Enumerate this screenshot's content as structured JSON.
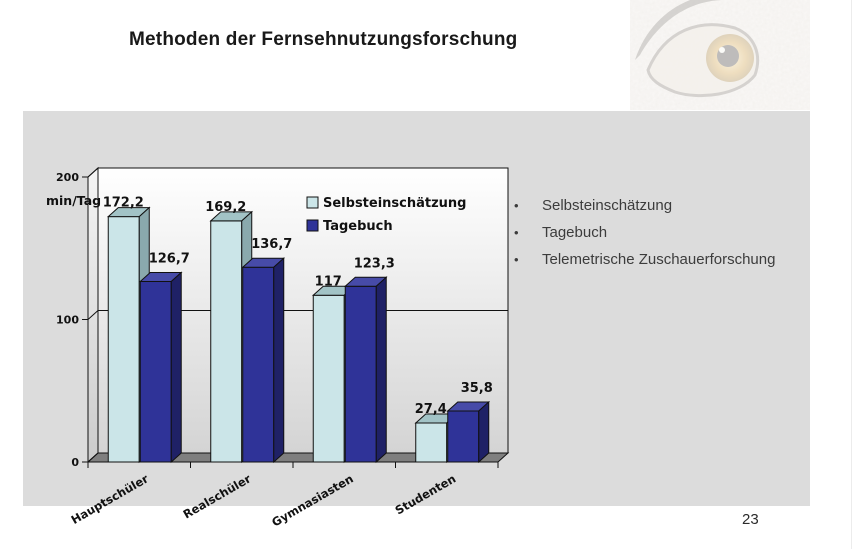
{
  "slide": {
    "title": "Methoden der Fernsehnutzungsforschung",
    "page_number": "23"
  },
  "bullets": {
    "glyph": "•",
    "items": [
      "Selbsteinschätzung",
      "Tagebuch",
      "Telemetrische Zuschauerforschung"
    ]
  },
  "chart_data": {
    "type": "bar",
    "style": "3d-column",
    "title": "",
    "ylabel": "min/Tag",
    "ylim": [
      0,
      200
    ],
    "yticks": [
      0,
      100,
      200
    ],
    "grid": "horizontal-at-100",
    "legend_position": "inside-top",
    "categories": [
      "Hauptschüler",
      "Realschüler",
      "Gymnasiasten",
      "Studenten"
    ],
    "series": [
      {
        "name": "Selbsteinschätzung",
        "values": [
          172.2,
          169.2,
          117,
          27.4
        ],
        "value_labels": [
          "172,2",
          "169,2",
          "117",
          "27,4"
        ],
        "color": "#cbe5e8",
        "color_top": "#a2c3c6",
        "color_side": "#8aa9ad"
      },
      {
        "name": "Tagebuch",
        "values": [
          126.7,
          136.7,
          123.3,
          35.8
        ],
        "value_labels": [
          "126,7",
          "136,7",
          "123,3",
          "35,8"
        ],
        "color": "#2f3398",
        "color_top": "#474ba8",
        "color_side": "#1f2166"
      }
    ],
    "colors": {
      "panel_background": "#dcdcdc",
      "wall_gradient_top": "#ffffff",
      "wall_gradient_bottom": "#d4d4d4",
      "floor": "#7f7f7f",
      "axis": "#111111",
      "label_text": "#111111"
    }
  }
}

- **WRITTEN REQUEST**: Pictures in the records above are not copied; print everything else exactly.

- **SOLUTION BELOW**:
Enumerate this screenshot's content as structured JSON.
{
  "slide": {
    "title": "Methoden der Fernsehnutzungsforschung",
    "page_number": "23"
  },
  "bullets": {
    "glyph": "•",
    "items": [
      "Selbsteinschätzung",
      "Tagebuch",
      "Telemetrische Zuschauerforschung"
    ]
  },
  "chart_data": {
    "type": "bar",
    "style": "3d-column",
    "title": "",
    "ylabel": "min/Tag",
    "ylim": [
      0,
      200
    ],
    "yticks": [
      0,
      100,
      200
    ],
    "grid": "horizontal-at-100",
    "legend_position": "inside-top",
    "categories": [
      "Hauptschüler",
      "Realschüler",
      "Gymnasiasten",
      "Studenten"
    ],
    "series": [
      {
        "name": "Selbsteinschätzung",
        "values": [
          172.2,
          169.2,
          117,
          27.4
        ],
        "value_labels": [
          "172,2",
          "169,2",
          "117",
          "27,4"
        ],
        "color": "#cbe5e8",
        "color_top": "#a2c3c6",
        "color_side": "#8aa9ad"
      },
      {
        "name": "Tagebuch",
        "values": [
          126.7,
          136.7,
          123.3,
          35.8
        ],
        "value_labels": [
          "126,7",
          "136,7",
          "123,3",
          "35,8"
        ],
        "color": "#2f3398",
        "color_top": "#474ba8",
        "color_side": "#1f2166"
      }
    ],
    "colors": {
      "panel_background": "#dcdcdc",
      "wall_gradient_top": "#ffffff",
      "wall_gradient_bottom": "#d4d4d4",
      "floor": "#7f7f7f",
      "axis": "#111111",
      "label_text": "#111111"
    }
  }
}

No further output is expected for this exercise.